## EXERCISE DESCRIPTION
Every entry here needs to be repeated exactly.

* Begin INPUT FOR THIS TASK *

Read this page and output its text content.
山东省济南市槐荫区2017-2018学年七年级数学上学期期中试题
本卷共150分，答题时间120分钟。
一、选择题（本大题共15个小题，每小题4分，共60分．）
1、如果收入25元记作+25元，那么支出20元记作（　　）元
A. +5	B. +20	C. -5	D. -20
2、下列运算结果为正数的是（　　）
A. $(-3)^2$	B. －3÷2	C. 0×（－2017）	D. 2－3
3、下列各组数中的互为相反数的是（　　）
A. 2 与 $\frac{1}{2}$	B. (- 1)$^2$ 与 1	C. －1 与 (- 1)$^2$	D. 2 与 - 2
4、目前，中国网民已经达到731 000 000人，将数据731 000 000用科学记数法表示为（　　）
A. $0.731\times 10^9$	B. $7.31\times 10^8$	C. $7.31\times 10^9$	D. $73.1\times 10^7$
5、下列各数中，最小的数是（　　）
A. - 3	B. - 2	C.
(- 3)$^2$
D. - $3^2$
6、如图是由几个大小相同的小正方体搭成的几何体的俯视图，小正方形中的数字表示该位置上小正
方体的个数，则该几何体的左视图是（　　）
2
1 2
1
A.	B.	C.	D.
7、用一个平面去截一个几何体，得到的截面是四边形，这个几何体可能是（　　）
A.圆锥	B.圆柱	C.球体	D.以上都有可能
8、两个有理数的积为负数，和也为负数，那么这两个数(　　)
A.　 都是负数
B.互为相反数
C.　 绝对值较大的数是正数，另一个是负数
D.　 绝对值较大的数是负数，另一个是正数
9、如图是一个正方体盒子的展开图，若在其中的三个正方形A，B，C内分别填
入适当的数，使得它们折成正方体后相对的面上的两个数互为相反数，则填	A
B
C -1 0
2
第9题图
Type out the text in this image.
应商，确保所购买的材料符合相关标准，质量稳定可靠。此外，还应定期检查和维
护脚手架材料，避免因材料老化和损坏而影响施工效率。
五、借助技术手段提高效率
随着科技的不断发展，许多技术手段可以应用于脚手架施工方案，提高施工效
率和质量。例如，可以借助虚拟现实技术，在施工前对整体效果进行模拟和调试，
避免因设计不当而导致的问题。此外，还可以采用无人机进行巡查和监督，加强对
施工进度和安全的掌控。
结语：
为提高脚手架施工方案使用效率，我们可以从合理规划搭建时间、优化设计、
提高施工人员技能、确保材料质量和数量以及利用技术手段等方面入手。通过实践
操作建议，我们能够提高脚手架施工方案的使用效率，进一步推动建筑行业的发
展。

* End INPUT FOR THIS TASK *

## SOLUTION
Read this page and output its text content.
山东省济南市槐荫区2017-2018学年七年级数学上学期期中试题
本卷共150分，答题时间120分钟。
一、选择题（本大题共15个小题，每小题4分，共60分．）
1、如果收入25元记作+25元，那么支出20元记作（　　）元
A. +5	B. +20	C. -5	D. -20
2、下列运算结果为正数的是（　　）
A. $(-3)^2$	B. －3÷2	C. 0×（－2017）	D. 2－3
3、下列各组数中的互为相反数的是（　　）
A. 2 与 $\frac{1}{2}$	B. (- 1)$^2$ 与 1	C. －1 与 (- 1)$^2$	D. 2 与 - 2
4、目前，中国网民已经达到731 000 000人，将数据731 000 000用科学记数法表示为（　　）
A. $0.731\times 10^9$	B. $7.31\times 10^8$	C. $7.31\times 10^9$	D. $73.1\times 10^7$
5、下列各数中，最小的数是（　　）
A. - 3	B. - 2	C.
(- 3)$^2$
D. - $3^2$
6、如图是由几个大小相同的小正方体搭成的几何体的俯视图，小正方形中的数字表示该位置上小正
方体的个数，则该几何体的左视图是（　　）
2
1 2
1
A.	B.	C.	D.
7、用一个平面去截一个几何体，得到的截面是四边形，这个几何体可能是（　　）
A.圆锥	B.圆柱	C.球体	D.以上都有可能
8、两个有理数的积为负数，和也为负数，那么这两个数(　　)
A.　 都是负数
B.互为相反数
C.　 绝对值较大的数是正数，另一个是负数
D.　 绝对值较大的数是负数，另一个是正数
9、如图是一个正方体盒子的展开图，若在其中的三个正方形A，B，C内分别填
入适当的数，使得它们折成正方体后相对的面上的两个数互为相反数，则填	A
B
C -1 0
2
第9题图
Type out the text in this image.
应商，确保所购买的材料符合相关标准，质量稳定可靠。此外，还应定期检查和维
护脚手架材料，避免因材料老化和损坏而影响施工效率。
五、借助技术手段提高效率
随着科技的不断发展，许多技术手段可以应用于脚手架施工方案，提高施工效
率和质量。例如，可以借助虚拟现实技术，在施工前对整体效果进行模拟和调试，
避免因设计不当而导致的问题。此外，还可以采用无人机进行巡查和监督，加强对
施工进度和安全的掌控。
结语：
为提高脚手架施工方案使用效率，我们可以从合理规划搭建时间、优化设计、
提高施工人员技能、确保材料质量和数量以及利用技术手段等方面入手。通过实践
操作建议，我们能够提高脚手架施工方案的使用效率，进一步推动建筑行业的发
展。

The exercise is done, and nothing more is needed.